*Task statement:* Note how many lines contain "English" and give that number, with nothing else.

*Records provided:*
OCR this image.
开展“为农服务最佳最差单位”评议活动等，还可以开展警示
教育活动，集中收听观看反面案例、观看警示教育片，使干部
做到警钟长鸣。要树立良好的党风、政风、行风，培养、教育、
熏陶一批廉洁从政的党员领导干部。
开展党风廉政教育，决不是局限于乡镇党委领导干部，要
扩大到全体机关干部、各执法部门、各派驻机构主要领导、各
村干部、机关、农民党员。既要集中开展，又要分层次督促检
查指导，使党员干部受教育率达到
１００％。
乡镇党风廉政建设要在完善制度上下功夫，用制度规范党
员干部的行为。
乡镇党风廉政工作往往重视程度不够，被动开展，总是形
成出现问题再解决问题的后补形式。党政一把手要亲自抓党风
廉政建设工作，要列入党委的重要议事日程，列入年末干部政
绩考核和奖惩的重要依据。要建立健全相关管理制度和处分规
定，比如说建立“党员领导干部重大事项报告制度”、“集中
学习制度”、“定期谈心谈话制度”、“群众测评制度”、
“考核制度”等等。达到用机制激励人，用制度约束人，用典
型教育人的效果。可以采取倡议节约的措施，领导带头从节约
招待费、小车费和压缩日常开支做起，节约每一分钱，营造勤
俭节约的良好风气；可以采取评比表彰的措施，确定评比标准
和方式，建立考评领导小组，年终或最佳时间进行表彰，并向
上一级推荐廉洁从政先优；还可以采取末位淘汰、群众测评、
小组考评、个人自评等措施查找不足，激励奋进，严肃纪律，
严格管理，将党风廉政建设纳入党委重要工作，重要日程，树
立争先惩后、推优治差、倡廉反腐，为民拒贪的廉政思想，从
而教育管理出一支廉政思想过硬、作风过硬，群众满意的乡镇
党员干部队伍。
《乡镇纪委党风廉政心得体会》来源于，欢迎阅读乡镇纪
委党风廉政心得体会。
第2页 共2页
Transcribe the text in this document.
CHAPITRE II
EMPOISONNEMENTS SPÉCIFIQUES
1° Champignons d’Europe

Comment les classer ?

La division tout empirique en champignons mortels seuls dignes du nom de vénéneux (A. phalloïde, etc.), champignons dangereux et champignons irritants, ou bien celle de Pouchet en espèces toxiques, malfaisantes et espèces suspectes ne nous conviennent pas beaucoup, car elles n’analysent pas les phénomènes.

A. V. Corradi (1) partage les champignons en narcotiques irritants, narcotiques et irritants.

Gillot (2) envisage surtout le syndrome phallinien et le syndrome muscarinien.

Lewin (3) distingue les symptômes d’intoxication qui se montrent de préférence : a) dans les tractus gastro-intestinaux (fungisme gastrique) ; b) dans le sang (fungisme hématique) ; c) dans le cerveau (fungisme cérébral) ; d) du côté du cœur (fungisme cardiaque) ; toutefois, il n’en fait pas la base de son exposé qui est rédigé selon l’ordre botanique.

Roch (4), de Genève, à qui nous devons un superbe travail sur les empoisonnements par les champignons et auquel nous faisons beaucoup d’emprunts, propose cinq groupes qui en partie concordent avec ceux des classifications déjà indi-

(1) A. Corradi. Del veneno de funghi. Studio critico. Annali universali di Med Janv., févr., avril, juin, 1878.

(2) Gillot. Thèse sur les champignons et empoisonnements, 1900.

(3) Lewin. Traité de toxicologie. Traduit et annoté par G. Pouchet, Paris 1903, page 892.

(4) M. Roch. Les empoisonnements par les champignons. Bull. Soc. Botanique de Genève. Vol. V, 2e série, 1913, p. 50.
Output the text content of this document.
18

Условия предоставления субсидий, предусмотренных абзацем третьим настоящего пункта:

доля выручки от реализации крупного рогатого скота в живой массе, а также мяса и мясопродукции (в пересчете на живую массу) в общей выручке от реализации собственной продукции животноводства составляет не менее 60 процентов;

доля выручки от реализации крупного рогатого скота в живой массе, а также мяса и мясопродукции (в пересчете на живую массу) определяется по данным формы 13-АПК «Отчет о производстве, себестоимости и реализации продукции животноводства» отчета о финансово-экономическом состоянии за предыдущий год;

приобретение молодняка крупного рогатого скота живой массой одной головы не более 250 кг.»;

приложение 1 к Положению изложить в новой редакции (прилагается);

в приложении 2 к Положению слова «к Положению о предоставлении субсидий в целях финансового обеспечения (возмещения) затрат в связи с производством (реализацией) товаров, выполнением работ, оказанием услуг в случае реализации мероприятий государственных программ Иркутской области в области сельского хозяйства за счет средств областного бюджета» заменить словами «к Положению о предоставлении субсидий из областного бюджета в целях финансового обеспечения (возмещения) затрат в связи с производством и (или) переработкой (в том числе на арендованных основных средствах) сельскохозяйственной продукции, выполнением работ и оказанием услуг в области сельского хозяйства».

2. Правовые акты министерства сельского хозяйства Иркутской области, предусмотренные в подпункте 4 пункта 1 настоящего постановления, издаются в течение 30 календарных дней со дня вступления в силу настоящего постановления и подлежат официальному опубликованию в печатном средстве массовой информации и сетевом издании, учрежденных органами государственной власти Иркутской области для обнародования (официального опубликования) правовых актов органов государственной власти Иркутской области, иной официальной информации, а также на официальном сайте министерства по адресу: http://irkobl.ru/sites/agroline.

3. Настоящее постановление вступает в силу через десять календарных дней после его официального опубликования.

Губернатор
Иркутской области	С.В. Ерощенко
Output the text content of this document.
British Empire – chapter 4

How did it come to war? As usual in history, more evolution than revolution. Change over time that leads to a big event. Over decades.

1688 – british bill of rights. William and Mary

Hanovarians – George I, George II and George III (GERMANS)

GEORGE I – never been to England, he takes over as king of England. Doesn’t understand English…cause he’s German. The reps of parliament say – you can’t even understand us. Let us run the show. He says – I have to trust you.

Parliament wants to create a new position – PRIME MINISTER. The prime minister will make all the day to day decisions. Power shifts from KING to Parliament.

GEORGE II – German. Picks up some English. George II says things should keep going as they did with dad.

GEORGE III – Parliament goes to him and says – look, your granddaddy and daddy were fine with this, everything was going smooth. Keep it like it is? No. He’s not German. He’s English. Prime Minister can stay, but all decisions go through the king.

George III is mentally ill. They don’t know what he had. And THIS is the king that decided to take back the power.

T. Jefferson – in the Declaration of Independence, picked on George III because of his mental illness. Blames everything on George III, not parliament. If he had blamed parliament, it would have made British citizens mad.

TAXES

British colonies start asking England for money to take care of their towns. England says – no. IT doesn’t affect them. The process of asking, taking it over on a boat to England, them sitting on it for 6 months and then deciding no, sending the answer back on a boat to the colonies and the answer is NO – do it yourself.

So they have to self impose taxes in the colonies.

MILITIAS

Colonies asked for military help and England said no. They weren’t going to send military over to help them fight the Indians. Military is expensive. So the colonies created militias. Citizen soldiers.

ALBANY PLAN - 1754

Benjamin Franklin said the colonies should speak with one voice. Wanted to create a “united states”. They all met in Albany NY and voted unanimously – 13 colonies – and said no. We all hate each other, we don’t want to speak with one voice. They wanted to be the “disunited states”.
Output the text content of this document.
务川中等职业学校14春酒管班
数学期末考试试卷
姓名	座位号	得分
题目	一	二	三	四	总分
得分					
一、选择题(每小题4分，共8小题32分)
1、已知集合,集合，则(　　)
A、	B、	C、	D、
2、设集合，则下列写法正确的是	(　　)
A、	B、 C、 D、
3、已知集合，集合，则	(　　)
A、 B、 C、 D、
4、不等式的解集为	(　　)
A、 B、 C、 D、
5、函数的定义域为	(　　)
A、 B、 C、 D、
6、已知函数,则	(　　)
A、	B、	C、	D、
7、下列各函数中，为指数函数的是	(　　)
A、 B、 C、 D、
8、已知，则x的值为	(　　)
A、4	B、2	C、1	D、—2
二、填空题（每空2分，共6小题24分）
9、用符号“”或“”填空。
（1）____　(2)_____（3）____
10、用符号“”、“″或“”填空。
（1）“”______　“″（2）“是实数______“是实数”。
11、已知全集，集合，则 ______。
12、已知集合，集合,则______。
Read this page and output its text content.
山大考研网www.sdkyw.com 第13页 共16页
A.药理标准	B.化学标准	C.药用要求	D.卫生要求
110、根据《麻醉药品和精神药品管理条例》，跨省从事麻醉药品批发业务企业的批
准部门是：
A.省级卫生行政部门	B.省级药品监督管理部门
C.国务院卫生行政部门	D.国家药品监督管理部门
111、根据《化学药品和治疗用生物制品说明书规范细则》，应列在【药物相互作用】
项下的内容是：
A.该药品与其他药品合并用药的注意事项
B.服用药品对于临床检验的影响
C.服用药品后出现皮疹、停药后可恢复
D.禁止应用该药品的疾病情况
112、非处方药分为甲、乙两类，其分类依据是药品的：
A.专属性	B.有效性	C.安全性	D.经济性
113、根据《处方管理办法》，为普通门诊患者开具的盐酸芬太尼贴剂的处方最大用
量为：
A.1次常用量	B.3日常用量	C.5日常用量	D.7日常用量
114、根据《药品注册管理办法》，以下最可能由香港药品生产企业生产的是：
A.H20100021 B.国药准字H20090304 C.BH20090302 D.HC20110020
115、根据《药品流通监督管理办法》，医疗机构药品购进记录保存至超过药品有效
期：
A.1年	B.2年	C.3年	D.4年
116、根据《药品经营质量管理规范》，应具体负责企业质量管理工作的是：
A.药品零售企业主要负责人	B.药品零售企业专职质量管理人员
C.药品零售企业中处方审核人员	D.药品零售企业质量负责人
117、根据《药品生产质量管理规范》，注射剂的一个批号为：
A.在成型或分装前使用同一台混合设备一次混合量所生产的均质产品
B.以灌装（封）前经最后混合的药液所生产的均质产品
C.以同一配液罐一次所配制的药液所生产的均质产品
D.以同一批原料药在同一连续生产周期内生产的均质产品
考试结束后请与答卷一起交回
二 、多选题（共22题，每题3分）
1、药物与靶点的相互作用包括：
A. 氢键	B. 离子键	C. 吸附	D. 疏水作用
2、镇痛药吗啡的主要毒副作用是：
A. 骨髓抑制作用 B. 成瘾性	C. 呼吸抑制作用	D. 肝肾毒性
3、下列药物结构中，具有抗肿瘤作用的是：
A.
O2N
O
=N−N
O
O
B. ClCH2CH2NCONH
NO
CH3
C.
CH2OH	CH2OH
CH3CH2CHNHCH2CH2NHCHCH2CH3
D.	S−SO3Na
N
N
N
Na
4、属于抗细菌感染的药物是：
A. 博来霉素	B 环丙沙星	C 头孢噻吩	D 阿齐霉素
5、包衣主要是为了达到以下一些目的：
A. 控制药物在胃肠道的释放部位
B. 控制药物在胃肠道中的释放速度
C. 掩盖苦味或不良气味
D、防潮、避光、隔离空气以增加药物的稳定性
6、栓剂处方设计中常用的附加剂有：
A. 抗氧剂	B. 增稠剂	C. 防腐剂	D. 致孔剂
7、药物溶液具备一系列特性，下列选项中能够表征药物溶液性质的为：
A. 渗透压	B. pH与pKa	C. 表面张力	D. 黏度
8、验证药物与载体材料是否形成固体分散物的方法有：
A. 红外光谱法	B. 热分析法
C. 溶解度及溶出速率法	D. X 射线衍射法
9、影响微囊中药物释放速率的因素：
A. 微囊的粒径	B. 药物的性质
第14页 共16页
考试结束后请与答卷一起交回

*The solution:* 3